*Given problem*: Count how many lines in the data below contain the string "time", treating uppercase and lowercase as different, and reply with the number alone.

Region and label listings:
—————

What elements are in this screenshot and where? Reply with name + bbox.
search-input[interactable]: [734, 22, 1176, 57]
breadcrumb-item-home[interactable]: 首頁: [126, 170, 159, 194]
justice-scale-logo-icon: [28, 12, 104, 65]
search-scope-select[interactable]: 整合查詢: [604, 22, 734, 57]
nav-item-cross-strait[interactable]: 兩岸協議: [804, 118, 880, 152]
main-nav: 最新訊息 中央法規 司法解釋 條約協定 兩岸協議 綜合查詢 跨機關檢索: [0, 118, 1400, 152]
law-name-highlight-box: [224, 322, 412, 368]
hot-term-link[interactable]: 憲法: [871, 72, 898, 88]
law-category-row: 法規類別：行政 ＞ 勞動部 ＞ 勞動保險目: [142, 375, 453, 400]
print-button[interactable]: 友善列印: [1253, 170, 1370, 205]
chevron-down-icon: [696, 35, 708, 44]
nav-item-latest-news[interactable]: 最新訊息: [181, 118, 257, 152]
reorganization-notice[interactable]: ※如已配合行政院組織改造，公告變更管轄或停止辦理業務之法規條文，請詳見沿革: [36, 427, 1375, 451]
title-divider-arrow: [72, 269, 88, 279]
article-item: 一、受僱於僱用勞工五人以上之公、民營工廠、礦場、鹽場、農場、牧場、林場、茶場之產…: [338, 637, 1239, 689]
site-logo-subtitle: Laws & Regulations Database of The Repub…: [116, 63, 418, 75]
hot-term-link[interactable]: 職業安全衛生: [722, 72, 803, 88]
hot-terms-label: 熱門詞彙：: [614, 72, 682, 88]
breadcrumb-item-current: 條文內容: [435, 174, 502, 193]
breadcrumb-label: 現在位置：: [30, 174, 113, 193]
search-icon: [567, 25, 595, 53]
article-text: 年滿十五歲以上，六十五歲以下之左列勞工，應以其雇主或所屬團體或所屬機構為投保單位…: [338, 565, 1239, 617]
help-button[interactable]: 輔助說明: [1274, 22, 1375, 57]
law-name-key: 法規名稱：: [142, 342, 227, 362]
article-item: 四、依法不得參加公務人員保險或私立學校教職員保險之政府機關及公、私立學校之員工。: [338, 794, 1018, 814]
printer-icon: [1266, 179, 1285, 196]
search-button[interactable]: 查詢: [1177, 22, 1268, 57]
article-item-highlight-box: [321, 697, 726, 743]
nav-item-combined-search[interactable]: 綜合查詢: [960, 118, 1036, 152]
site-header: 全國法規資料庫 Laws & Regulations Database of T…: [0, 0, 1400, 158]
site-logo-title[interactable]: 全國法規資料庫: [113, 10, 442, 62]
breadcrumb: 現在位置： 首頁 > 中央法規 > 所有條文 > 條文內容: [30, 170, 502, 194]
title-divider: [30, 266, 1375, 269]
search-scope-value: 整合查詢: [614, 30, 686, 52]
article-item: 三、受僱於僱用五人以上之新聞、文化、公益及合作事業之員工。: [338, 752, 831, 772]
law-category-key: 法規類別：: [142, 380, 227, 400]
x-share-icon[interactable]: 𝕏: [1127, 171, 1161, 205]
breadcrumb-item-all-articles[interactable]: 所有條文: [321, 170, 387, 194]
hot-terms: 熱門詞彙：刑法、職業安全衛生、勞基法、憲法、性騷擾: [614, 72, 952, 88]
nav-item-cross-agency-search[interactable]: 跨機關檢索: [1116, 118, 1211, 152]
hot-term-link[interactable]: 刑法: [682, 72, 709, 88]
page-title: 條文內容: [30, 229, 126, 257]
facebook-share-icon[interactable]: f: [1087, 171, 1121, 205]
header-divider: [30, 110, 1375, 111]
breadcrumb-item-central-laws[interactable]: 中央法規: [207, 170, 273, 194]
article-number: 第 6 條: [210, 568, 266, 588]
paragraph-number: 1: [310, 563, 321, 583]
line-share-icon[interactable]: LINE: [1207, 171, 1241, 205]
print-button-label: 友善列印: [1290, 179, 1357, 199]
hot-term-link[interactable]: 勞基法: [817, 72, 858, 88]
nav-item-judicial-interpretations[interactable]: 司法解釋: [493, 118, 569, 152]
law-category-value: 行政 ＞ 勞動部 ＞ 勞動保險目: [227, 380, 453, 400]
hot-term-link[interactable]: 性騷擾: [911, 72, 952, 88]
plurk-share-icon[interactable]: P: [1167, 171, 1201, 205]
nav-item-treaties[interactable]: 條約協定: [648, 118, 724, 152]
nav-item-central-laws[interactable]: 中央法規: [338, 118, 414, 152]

—————

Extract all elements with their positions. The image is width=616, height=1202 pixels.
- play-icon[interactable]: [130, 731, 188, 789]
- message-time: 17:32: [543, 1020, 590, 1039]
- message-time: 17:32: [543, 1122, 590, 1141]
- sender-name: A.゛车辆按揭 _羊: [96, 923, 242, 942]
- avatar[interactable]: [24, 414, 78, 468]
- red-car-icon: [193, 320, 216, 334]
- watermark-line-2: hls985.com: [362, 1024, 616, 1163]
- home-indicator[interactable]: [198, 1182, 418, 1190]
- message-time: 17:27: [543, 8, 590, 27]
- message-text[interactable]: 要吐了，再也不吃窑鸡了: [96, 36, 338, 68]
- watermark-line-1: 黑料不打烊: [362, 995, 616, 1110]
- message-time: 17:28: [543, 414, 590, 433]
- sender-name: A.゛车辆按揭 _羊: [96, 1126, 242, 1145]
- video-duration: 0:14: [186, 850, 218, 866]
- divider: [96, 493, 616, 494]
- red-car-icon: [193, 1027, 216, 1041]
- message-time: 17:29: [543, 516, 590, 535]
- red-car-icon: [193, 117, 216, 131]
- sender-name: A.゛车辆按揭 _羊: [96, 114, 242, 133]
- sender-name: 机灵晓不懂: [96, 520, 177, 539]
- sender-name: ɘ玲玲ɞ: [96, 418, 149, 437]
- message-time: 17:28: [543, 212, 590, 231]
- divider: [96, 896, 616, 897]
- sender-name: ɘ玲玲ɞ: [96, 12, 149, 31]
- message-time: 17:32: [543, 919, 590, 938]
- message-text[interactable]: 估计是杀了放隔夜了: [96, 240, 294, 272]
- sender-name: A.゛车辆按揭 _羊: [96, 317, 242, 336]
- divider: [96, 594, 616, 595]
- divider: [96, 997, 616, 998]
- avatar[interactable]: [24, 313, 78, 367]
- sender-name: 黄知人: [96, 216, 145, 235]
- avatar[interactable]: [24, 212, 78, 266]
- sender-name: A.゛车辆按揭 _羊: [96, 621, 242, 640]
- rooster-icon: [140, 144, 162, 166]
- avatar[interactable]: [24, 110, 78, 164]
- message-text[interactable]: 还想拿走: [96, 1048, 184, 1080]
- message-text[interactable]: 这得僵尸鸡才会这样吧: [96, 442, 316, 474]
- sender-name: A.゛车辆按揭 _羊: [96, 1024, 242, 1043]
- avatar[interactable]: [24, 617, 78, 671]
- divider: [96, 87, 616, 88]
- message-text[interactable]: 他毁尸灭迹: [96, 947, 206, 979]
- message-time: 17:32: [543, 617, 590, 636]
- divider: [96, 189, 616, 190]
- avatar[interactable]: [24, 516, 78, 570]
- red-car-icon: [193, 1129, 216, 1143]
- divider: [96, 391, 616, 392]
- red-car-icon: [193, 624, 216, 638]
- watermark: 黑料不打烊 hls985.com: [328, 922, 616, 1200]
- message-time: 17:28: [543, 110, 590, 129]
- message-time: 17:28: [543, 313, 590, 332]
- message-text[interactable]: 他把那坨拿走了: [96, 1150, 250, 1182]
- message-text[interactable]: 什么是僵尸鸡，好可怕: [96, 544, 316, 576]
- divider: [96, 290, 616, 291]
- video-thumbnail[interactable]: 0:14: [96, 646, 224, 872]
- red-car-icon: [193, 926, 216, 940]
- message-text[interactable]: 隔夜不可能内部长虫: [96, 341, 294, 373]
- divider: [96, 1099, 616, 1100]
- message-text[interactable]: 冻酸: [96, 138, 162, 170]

—————

*Answer*: 10